◆ Your objective: Using the records provided below, locate and copy each line that contains the word "Placements".

◆ Supplied records:
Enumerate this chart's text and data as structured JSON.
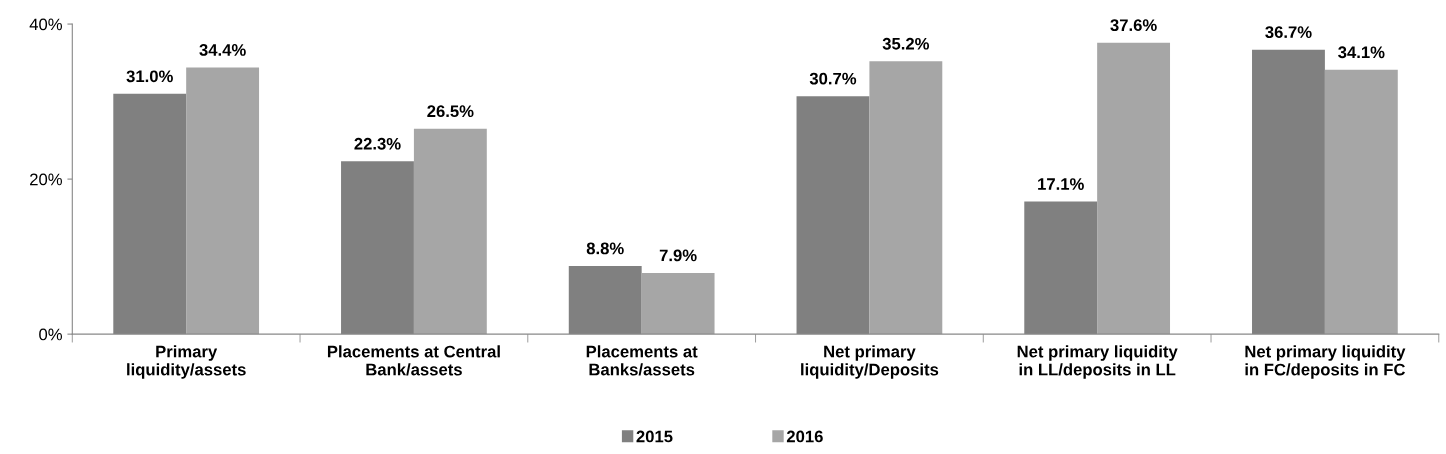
{
  "chart_data": {
    "type": "bar",
    "categories": [
      "Primary\nliquidity/assets",
      "Placements at Central\nBank/assets",
      "Placements at\nBanks/assets",
      "Net primary\nliquidity/Deposits",
      "Net primary liquidity\nin LL/deposits in LL",
      "Net primary liquidity\nin FC/deposits in FC"
    ],
    "series": [
      {
        "name": "2015",
        "color": "#808080",
        "values": [
          31.0,
          22.3,
          8.8,
          30.7,
          17.1,
          36.7
        ],
        "value_labels": [
          "31.0%",
          "22.3%",
          "8.8%",
          "30.7%",
          "17.1%",
          "36.7%"
        ]
      },
      {
        "name": "2016",
        "color": "#a6a6a6",
        "values": [
          34.4,
          26.5,
          7.9,
          35.2,
          37.6,
          34.1
        ],
        "value_labels": [
          "34.4%",
          "26.5%",
          "7.9%",
          "35.2%",
          "37.6%",
          "34.1%"
        ]
      }
    ],
    "ylim": [
      0,
      40
    ],
    "yticks": [
      {
        "value": 0,
        "label": "0%"
      },
      {
        "value": 20,
        "label": "20%"
      },
      {
        "value": 40,
        "label": "40%"
      }
    ],
    "grid": false,
    "legend": "bottom"
  }
}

◆ Exercise output:
      "Placements at Central\nBank/assets",
      "Placements at\nBanks/assets",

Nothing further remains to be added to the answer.